• **Extrait à lire**
────
Encore candide, Ralph ne se sent guère à l’aise dans cette ambiance mondaine. Bien qu’elle ait un autre amant en titre, Mme Smithers n’est pas insensible au charme de Ralph. Ce qui ne plait pas à Mona, laquelle ne cache nullement son hostilité. À force de désillusions, la jeune femme se sent de moins en moins motivée. Mme Smithers ayant donné cent dollars à Ralph, celui-ci règle quelques dettes. Surtout la somme due à son épicier compréhensif, Abie Epstein. Sa protectrice a mis Ralph en contact avec un agent sérieux, Bergerman. Sans agressivité, le professionnel essaie de lui faire comprendre que Ralph n’a aucun avenir à Hollywood, que sa place est en Georgie. Je mourrai plutôt que de rentrer chez moi pense Ralph, toujours pas prêt à renoncer.
────
• **Données fournies**
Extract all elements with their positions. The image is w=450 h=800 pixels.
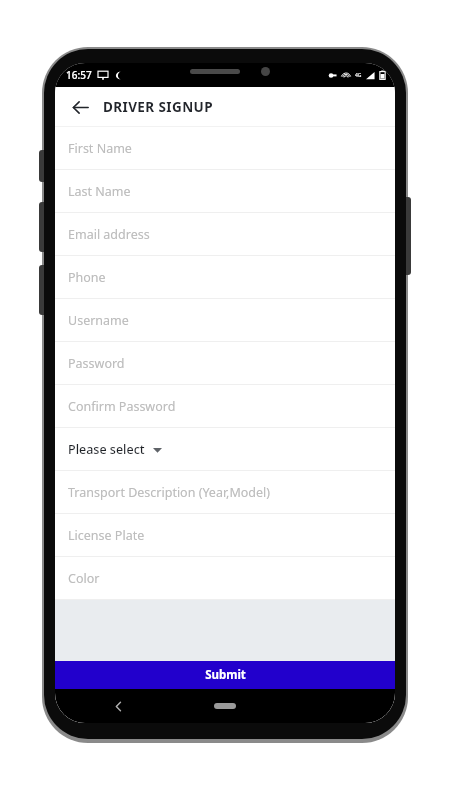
────
• **Exercices à traiter**
1. Recopiez tout l'extrait à lire, depuis « Encore candide, Ralph » jusqu'à « prêt à renoncer. ».
2. D'après l'extrait à lire, quelle somme Mme Smithers a-t-elle donnée à Ralph ?
3. Traduisez en anglais cette phrase de l'extrait à lire : « Sa protectrice a mis Ralph en contact avec un agent sérieux, Bergerman. »

• **Réponses aux exercices**
1.
Encore candide, Ralph ne se sent guère à l’aise dans cette ambiance mondaine. Bien qu’elle ait un autre amant en titre, Mme Smithers n’est pas insensible au charme de Ralph. Ce qui ne plait pas à Mona, laquelle ne cache nullement son hostilité. À force de désillusions, la jeune femme se sent de moins en moins motivée. Mme Smithers ayant donné cent dollars à Ralph, celui-ci règle quelques dettes. Surtout la somme due à son épicier compréhensif, Abie Epstein. Sa protectrice a mis Ralph en contact avec un agent sérieux, Bergerman. Sans agressivité, le professionnel essaie de lui faire comprendre que Ralph n’a aucun avenir à Hollywood, que sa place est en Georgie. Je mourrai plutôt que de rentrer chez moi pense Ralph, toujours pas prêt à renoncer.

2. Cent dollars.

3. His patroness put Ralph in touch with a serious agent, Bergerman.